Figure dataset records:
|---|
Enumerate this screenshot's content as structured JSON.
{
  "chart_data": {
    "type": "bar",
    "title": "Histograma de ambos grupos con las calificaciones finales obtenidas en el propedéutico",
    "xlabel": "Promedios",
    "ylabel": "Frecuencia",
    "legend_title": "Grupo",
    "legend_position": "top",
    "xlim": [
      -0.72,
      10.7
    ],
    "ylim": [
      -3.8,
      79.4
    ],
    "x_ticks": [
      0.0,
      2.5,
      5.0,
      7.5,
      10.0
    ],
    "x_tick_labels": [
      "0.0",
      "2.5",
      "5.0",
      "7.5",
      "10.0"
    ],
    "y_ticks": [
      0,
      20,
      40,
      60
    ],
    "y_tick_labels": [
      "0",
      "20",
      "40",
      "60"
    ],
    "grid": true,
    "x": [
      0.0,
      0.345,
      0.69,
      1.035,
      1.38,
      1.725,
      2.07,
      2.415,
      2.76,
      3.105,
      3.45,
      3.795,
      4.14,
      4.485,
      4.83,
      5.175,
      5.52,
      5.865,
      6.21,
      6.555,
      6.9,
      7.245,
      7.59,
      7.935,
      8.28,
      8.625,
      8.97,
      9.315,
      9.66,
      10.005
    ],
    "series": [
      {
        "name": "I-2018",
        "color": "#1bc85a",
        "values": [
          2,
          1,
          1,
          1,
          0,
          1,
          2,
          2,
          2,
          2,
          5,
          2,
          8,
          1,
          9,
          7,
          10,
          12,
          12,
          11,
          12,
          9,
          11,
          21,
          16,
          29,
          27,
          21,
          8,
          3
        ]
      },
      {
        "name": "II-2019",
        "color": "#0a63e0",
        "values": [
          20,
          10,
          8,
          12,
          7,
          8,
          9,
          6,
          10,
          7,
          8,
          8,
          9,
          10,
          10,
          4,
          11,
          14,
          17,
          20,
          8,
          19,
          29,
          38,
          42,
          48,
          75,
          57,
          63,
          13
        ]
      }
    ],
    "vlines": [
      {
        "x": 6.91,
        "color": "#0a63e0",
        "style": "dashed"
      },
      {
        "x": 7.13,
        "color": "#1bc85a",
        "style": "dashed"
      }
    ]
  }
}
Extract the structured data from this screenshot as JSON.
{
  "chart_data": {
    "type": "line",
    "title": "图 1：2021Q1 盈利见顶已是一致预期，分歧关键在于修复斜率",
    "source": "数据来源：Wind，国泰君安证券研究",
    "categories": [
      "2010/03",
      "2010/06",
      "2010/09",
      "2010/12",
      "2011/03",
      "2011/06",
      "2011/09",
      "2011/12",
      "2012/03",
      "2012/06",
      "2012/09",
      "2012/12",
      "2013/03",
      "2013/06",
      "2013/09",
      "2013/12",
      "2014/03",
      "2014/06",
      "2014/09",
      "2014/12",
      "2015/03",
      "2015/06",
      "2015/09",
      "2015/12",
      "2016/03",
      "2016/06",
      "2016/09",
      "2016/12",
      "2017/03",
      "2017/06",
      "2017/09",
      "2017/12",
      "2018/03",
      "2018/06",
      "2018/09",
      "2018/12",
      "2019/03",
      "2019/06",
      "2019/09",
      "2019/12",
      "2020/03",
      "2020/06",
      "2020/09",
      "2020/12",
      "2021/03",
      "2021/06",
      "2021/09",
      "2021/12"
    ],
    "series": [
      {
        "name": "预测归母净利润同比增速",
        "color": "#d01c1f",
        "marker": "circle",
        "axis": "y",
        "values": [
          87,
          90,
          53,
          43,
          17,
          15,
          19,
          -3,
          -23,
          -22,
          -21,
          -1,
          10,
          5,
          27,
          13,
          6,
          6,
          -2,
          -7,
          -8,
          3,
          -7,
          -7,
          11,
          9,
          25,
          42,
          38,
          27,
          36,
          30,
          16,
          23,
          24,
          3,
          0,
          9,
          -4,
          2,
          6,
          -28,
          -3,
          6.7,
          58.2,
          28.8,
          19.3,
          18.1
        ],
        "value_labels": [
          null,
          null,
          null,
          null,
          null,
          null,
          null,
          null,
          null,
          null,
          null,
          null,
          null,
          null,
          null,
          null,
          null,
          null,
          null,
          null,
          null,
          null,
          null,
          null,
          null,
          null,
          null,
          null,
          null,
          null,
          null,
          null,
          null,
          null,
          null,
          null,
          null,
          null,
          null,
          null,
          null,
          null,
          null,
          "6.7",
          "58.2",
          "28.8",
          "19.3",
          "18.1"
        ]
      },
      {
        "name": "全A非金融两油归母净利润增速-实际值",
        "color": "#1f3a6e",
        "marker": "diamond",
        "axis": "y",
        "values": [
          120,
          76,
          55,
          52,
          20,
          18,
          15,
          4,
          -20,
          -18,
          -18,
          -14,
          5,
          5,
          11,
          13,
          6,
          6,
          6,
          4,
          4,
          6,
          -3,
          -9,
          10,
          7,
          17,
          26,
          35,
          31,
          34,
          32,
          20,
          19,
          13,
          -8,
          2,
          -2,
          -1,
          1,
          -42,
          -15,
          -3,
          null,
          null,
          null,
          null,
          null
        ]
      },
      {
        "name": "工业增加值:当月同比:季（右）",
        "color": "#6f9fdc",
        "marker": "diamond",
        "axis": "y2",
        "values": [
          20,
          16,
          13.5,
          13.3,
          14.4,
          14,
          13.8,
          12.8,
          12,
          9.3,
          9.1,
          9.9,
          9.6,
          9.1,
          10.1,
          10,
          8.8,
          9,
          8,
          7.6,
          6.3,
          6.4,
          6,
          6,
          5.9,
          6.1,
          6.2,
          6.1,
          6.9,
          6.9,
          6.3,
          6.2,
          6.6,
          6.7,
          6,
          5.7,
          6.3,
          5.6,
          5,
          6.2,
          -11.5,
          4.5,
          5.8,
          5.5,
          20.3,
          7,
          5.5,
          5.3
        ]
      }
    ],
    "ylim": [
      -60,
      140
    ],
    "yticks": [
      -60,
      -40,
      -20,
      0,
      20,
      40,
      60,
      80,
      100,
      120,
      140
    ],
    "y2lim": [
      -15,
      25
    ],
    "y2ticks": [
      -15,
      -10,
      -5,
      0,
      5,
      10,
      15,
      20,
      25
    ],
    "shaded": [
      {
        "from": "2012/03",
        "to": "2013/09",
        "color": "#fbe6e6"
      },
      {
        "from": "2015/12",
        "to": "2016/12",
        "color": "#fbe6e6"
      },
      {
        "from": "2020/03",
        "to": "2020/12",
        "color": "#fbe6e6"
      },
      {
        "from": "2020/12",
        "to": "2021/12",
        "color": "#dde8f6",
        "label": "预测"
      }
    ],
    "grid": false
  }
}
|---|
• WHAT IS ASKED
Write down only the number of lines that contain the string "name" in the listing.

• WRITTEN SOLUTION
5